▶ **What you will do**:
In the entries that follow, how many lines contain "McClellan"? Answer with the number only.

▶ **Extracted data**:
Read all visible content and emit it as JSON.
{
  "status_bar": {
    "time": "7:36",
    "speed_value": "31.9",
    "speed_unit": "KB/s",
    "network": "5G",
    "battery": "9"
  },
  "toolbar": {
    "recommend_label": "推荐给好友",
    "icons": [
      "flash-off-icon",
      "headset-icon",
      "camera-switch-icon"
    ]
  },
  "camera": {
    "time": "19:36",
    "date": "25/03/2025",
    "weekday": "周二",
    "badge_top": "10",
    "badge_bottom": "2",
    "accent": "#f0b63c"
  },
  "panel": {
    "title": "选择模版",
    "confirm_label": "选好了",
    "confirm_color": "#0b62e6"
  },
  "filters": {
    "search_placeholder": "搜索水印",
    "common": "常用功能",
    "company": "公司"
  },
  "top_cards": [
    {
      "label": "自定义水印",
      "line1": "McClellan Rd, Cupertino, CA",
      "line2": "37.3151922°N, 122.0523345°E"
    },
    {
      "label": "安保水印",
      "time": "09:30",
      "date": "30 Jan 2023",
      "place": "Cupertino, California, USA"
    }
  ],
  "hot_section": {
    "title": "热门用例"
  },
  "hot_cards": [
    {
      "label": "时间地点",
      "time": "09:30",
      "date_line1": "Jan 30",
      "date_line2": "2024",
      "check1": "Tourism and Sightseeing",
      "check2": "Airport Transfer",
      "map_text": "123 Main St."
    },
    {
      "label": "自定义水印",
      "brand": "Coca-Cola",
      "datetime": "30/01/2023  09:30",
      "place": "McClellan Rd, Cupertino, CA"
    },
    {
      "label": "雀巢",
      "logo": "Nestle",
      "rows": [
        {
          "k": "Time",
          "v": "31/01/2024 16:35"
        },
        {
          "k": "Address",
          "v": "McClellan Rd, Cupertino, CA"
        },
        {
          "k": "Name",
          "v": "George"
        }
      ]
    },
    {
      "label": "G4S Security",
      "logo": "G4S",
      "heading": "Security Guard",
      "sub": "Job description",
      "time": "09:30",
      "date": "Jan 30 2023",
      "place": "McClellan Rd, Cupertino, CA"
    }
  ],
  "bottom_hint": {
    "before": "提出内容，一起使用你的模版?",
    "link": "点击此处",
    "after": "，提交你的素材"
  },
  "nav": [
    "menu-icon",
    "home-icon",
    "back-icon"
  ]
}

▶ **Answer to the problem**:
4